• What the exercise asks
Check each line of the records below and collect those that include the word "functions".

─── Source records ───

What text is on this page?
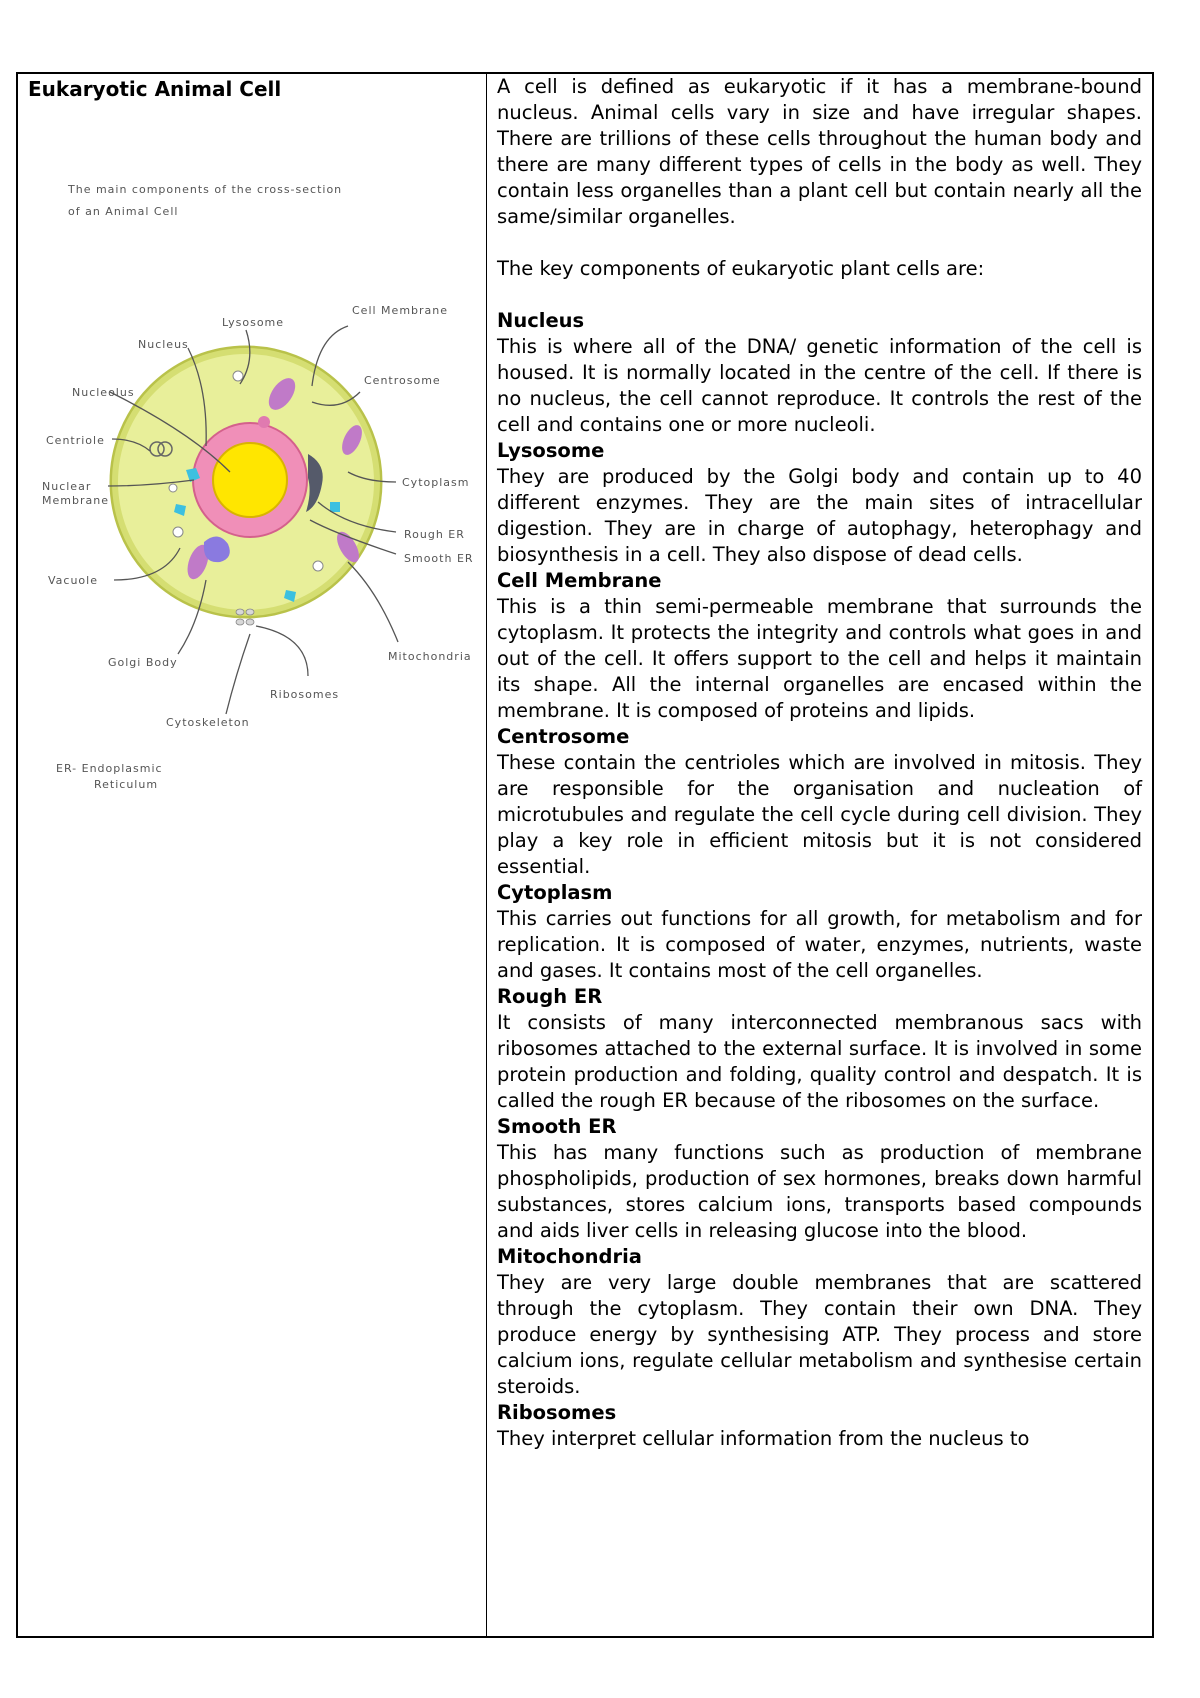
Eukaryotic Animal Cell

The main components of the cross-section
of an Animal Cell
Lysosome
Cell Membrane
Nucleus
Centrosome
Nucleolus
Centriole
Cytoplasm
Nuclear
Membrane
Rough ER
Smooth ER
Vacuole
Golgi Body	Mitochondria
Ribosomes
Cytoskeleton
ER- Endoplasmic
Reticulum

A cell is defined as eukaryotic if it has a membrane-bound nucleus. Animal cells vary in size and have irregular shapes. There are trillions of these cells throughout the human body and there are many different types of cells in the body as well. They contain less organelles than a plant cell but contain nearly all the same/similar organelles.

The key components of eukaryotic plant cells are:

Nucleus

This is where all of the DNA/ genetic information of the cell is housed. It is normally located in the centre of the cell. If there is no nucleus, the cell cannot reproduce. It controls the rest of the cell and contains one or more nucleoli.

Lysosome

They are produced by the Golgi body and contain up to 40 different enzymes. They are the main sites of intracellular digestion. They are in charge of autophagy, heterophagy and biosynthesis in a cell. They also dispose of dead cells.

Cell Membrane

This is a thin semi-permeable membrane that surrounds the cytoplasm. It protects the integrity and controls what goes in and out of the cell. It offers support to the cell and helps it maintain its shape. All the internal organelles are encased within the membrane. It is composed of proteins and lipids.

Centrosome

These contain the centrioles which are involved in mitosis. They are responsible for the organisation and nucleation of microtubules and regulate the cell cycle during cell division. They play a key role in efficient mitosis but it is not considered essential.

Cytoplasm

This carries out functions for all growth, for metabolism and for replication. It is composed of water, enzymes, nutrients, waste and gases. It contains most of the cell organelles.

Rough ER

It consists of many interconnected membranous sacs with ribosomes attached to the external surface. It is involved in some protein production and folding, quality control and despatch. It is called the rough ER because of the ribosomes on the surface.

Smooth ER

This has many functions such as production of membrane phospholipids, production of sex hormones, breaks down harmful substances, stores calcium ions, transports based compounds and aids liver cells in releasing glucose into the blood.

Mitochondria

They are very large double membranes that are scattered through the cytoplasm. They contain their own DNA. They produce energy by synthesising ATP. They process and store calcium ions, regulate cellular metabolism and synthesise certain steroids.

Ribosomes

They interpret cellular information from the nucleus to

───

• Solution to this task
This carries out functions for all growth, for metabolism and for replication. It is composed of water, enzymes, nutrients, waste and gases. It contains most of the cell organelles.
This has many functions such as production of membrane phospholipids, production of sex hormones, breaks down harmful substances, stores calcium ions, transports based compounds and aids liver cells in releasing glucose into the blood.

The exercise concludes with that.